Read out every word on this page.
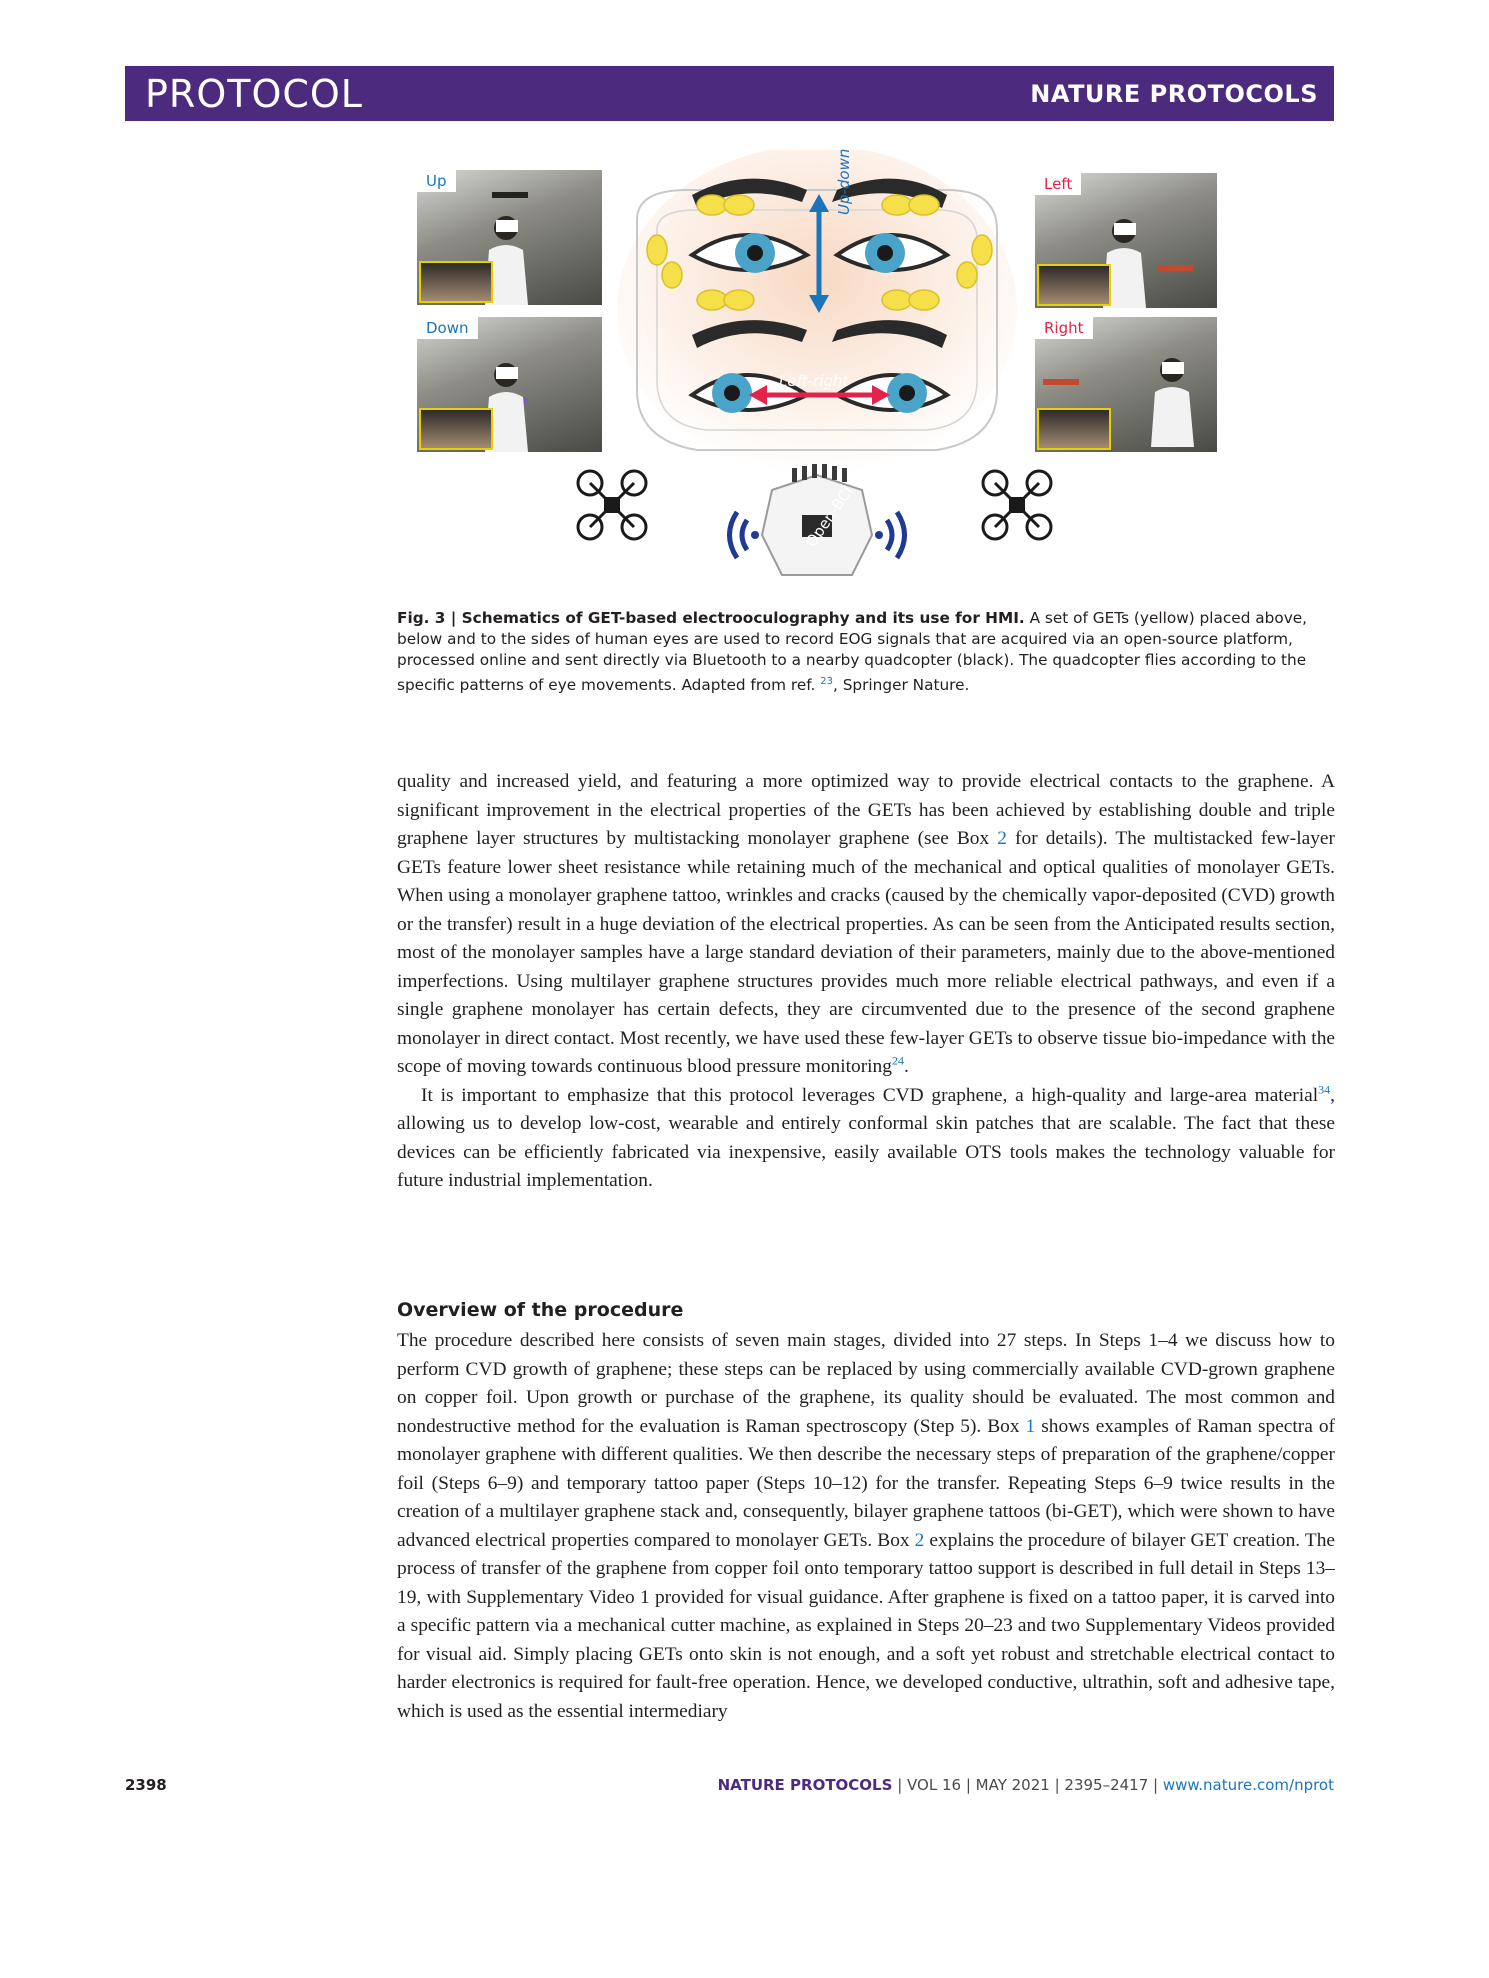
PROTOCOL	NATURE PROTOCOLS
Up
Down
Left
Right
Up-down
Left-right
Open-BCI
Fig. 3 | Schematics of GET-based electrooculography and its use for HMI. A set of GETs (yellow) placed above, below and to the sides of human eyes are used to record EOG signals that are acquired via an open-source platform, processed online and sent directly via Bluetooth to a nearby quadcopter (black). The quadcopter flies according to the specific patterns of eye movements. Adapted from ref. $^{23}$, Springer Nature.

quality and increased yield, and featuring a more optimized way to provide electrical contacts to the graphene. A significant improvement in the electrical properties of the GETs has been achieved by establishing double and triple graphene layer structures by multistacking monolayer graphene (see Box 2 for details). The multistacked few-layer GETs feature lower sheet resistance while retaining much of the mechanical and optical qualities of monolayer GETs. When using a monolayer graphene tattoo, wrinkles and cracks (caused by the chemically vapor-deposited (CVD) growth or the transfer) result in a huge deviation of the electrical properties. As can be seen from the Anticipated results section, most of the monolayer samples have a large standard deviation of their parameters, mainly due to the above-mentioned imperfections. Using multilayer graphene structures provides much more reliable electrical pathways, and even if a single graphene monolayer has certain defects, they are circumvented due to the presence of the second graphene monolayer in direct contact. Most recently, we have used these few-layer GETs to observe tissue bio-impedance with the scope of moving towards continuous blood pressure monitoring$^{24}$.

It is important to emphasize that this protocol leverages CVD graphene, a high-quality and large-area material$^{34}$, allowing us to develop low-cost, wearable and entirely conformal skin patches that are scalable. The fact that these devices can be efficiently fabricated via inexpensive, easily available OTS tools makes the technology valuable for future industrial implementation.

Overview of the procedure
The procedure described here consists of seven main stages, divided into 27 steps. In Steps 1–4 we discuss how to perform CVD growth of graphene; these steps can be replaced by using commercially available CVD-grown graphene on copper foil. Upon growth or purchase of the graphene, its quality should be evaluated. The most common and nondestructive method for the evaluation is Raman spectroscopy (Step 5). Box 1 shows examples of Raman spectra of monolayer graphene with different qualities. We then describe the necessary steps of preparation of the graphene/copper foil (Steps 6–9) and temporary tattoo paper (Steps 10–12) for the transfer. Repeating Steps 6–9 twice results in the creation of a multilayer graphene stack and, consequently, bilayer graphene tattoos (bi-GET), which were shown to have advanced electrical properties compared to monolayer GETs. Box 2 explains the procedure of bilayer GET creation. The process of transfer of the graphene from copper foil onto temporary tattoo support is described in full detail in Steps 13–19, with Supplementary Video 1 provided for visual guidance. After graphene is fixed on a tattoo paper, it is carved into a specific pattern via a mechanical cutter machine, as explained in Steps 20–23 and two Supplementary Videos provided for visual aid. Simply placing GETs onto skin is not enough, and a soft yet robust and stretchable electrical contact to harder electronics is required for fault-free operation. Hence, we developed conductive, ultrathin, soft and adhesive tape, which is used as the essential intermediary
2398	NATURE PROTOCOLS | VOL 16 | MAY 2021 | 2395–2417 | www.nature.com/nprot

__________

_Goal of the exercise_
Transcribe all the data word for word; the images stay out.

_Complete answer_
Read out every word on this page.
PROTOCOL	NATURE PROTOCOLS
Up
Down
Left
Right
Up-down
Left-right
Open-BCI
Fig. 3 | Schematics of GET-based electrooculography and its use for HMI. A set of GETs (yellow) placed above, below and to the sides of human eyes are used to record EOG signals that are acquired via an open-source platform, processed online and sent directly via Bluetooth to a nearby quadcopter (black). The quadcopter flies according to the specific patterns of eye movements. Adapted from ref. $^{23}$, Springer Nature.

quality and increased yield, and featuring a more optimized way to provide electrical contacts to the graphene. A significant improvement in the electrical properties of the GETs has been achieved by establishing double and triple graphene layer structures by multistacking monolayer graphene (see Box 2 for details). The multistacked few-layer GETs feature lower sheet resistance while retaining much of the mechanical and optical qualities of monolayer GETs. When using a monolayer graphene tattoo, wrinkles and cracks (caused by the chemically vapor-deposited (CVD) growth or the transfer) result in a huge deviation of the electrical properties. As can be seen from the Anticipated results section, most of the monolayer samples have a large standard deviation of their parameters, mainly due to the above-mentioned imperfections. Using multilayer graphene structures provides much more reliable electrical pathways, and even if a single graphene monolayer has certain defects, they are circumvented due to the presence of the second graphene monolayer in direct contact. Most recently, we have used these few-layer GETs to observe tissue bio-impedance with the scope of moving towards continuous blood pressure monitoring$^{24}$.

It is important to emphasize that this protocol leverages CVD graphene, a high-quality and large-area material$^{34}$, allowing us to develop low-cost, wearable and entirely conformal skin patches that are scalable. The fact that these devices can be efficiently fabricated via inexpensive, easily available OTS tools makes the technology valuable for future industrial implementation.

Overview of the procedure
The procedure described here consists of seven main stages, divided into 27 steps. In Steps 1–4 we discuss how to perform CVD growth of graphene; these steps can be replaced by using commercially available CVD-grown graphene on copper foil. Upon growth or purchase of the graphene, its quality should be evaluated. The most common and nondestructive method for the evaluation is Raman spectroscopy (Step 5). Box 1 shows examples of Raman spectra of monolayer graphene with different qualities. We then describe the necessary steps of preparation of the graphene/copper foil (Steps 6–9) and temporary tattoo paper (Steps 10–12) for the transfer. Repeating Steps 6–9 twice results in the creation of a multilayer graphene stack and, consequently, bilayer graphene tattoos (bi-GET), which were shown to have advanced electrical properties compared to monolayer GETs. Box 2 explains the procedure of bilayer GET creation. The process of transfer of the graphene from copper foil onto temporary tattoo support is described in full detail in Steps 13–19, with Supplementary Video 1 provided for visual guidance. After graphene is fixed on a tattoo paper, it is carved into a specific pattern via a mechanical cutter machine, as explained in Steps 20–23 and two Supplementary Videos provided for visual aid. Simply placing GETs onto skin is not enough, and a soft yet robust and stretchable electrical contact to harder electronics is required for fault-free operation. Hence, we developed conductive, ultrathin, soft and adhesive tape, which is used as the essential intermediary
2398	NATURE PROTOCOLS | VOL 16 | MAY 2021 | 2395–2417 | www.nature.com/nprot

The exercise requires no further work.